#### STATED EXERCISE:
In the records below, find each line with the word "Area" and copy it.

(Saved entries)

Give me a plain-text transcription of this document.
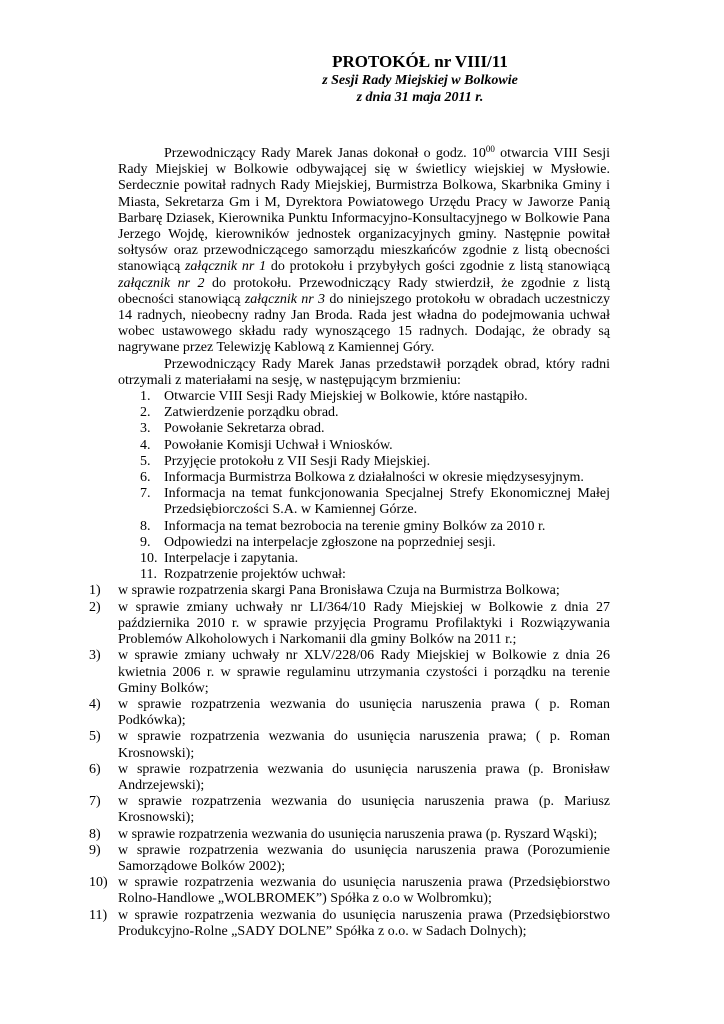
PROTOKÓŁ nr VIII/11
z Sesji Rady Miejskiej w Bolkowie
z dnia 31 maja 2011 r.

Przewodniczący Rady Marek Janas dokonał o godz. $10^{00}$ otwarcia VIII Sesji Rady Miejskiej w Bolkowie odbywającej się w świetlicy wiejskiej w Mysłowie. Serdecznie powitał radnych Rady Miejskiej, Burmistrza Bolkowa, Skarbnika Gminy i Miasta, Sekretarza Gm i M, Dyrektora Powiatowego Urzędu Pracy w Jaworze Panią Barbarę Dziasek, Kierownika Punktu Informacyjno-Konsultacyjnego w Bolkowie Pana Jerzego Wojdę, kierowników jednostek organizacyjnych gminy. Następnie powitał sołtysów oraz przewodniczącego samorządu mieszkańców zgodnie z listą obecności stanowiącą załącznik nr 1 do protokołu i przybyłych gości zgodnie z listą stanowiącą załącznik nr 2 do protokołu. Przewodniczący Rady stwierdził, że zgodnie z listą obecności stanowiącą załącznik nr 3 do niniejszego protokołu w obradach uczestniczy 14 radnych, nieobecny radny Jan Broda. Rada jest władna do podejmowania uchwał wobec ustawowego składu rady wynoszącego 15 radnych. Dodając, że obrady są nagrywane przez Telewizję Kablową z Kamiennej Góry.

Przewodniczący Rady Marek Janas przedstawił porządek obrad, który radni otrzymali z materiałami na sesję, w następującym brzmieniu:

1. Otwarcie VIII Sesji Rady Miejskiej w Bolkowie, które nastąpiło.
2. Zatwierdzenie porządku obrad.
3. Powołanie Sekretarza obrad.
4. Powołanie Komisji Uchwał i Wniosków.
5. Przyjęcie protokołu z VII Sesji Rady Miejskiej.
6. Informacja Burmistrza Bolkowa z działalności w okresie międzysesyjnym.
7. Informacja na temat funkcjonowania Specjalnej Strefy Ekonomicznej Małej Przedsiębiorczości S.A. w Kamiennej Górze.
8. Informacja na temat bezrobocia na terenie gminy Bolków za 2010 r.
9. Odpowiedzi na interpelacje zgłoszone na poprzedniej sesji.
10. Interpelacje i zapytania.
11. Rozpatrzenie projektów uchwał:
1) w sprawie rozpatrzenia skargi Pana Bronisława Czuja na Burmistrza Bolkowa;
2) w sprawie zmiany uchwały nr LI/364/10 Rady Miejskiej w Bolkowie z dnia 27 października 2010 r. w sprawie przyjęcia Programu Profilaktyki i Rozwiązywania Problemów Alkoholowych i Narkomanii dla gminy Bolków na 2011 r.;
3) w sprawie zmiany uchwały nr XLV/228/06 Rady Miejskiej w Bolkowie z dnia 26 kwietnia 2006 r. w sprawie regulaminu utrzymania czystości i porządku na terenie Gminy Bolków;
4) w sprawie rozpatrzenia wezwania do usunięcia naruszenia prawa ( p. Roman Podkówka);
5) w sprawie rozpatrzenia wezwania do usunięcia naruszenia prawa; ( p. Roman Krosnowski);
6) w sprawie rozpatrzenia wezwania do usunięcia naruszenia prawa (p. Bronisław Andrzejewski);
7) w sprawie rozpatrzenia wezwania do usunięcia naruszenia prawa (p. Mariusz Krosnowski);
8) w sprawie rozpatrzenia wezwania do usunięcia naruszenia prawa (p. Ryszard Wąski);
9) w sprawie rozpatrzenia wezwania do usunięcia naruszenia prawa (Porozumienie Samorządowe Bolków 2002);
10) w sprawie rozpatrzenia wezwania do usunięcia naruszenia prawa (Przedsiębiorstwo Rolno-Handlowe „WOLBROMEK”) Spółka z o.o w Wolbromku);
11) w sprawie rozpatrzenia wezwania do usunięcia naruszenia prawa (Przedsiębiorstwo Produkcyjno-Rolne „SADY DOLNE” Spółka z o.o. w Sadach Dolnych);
---
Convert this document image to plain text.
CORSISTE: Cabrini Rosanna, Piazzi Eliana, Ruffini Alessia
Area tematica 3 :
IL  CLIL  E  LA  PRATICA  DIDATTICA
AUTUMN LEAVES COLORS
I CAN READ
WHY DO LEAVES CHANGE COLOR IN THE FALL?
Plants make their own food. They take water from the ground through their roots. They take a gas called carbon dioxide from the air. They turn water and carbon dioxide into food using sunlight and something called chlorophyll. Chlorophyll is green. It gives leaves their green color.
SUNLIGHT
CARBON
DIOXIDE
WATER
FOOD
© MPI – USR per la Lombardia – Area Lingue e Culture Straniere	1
---
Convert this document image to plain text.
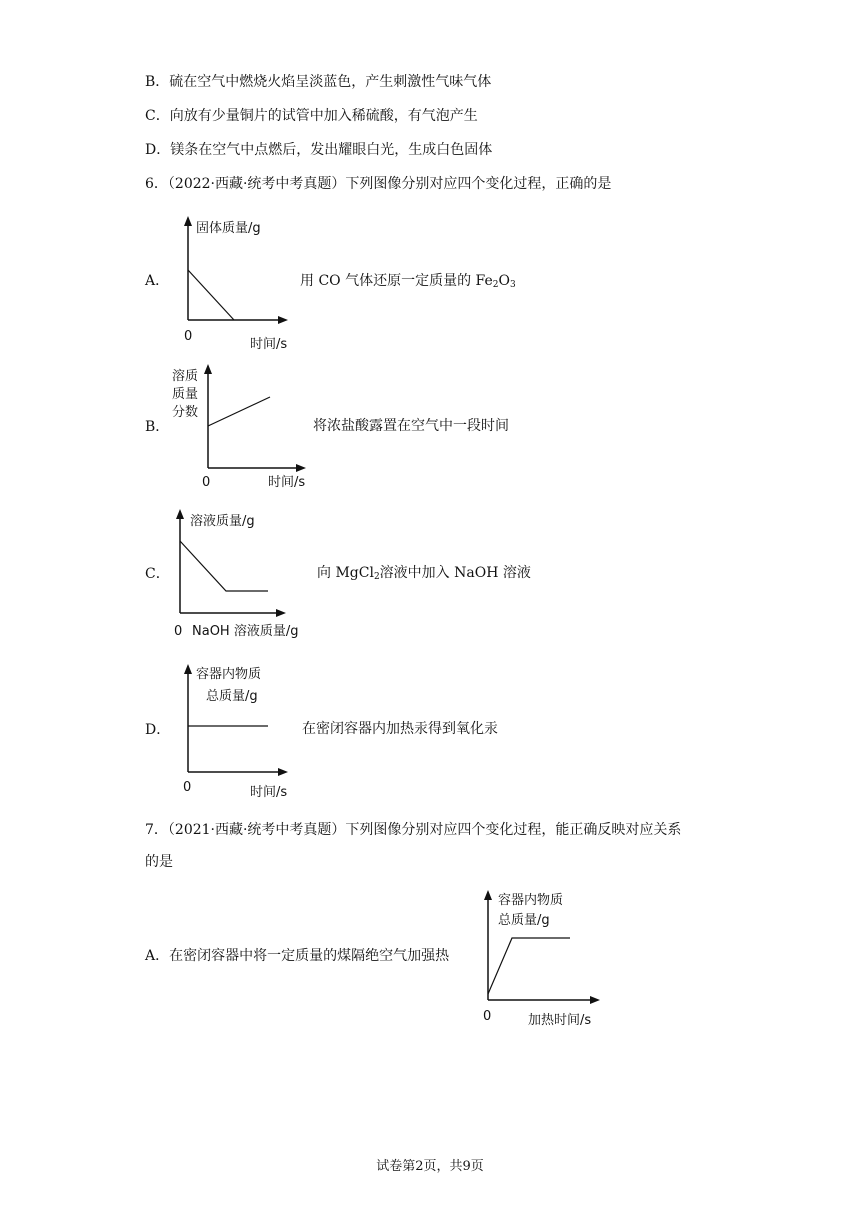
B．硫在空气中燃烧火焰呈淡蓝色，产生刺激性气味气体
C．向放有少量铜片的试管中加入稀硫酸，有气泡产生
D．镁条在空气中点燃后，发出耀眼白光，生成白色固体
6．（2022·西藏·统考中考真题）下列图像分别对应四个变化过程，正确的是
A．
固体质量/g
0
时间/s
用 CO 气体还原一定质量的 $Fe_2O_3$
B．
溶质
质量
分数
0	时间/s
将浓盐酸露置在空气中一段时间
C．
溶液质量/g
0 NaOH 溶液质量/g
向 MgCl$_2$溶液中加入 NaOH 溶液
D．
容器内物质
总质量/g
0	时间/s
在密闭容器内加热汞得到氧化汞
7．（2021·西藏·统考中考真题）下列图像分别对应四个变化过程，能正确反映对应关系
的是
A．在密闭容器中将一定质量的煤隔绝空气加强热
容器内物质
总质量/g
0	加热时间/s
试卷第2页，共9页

#### FINAL RESULT:
Area tematica 3 :
© MPI – USR per la Lombardia – Area Lingue e Culture Straniere	1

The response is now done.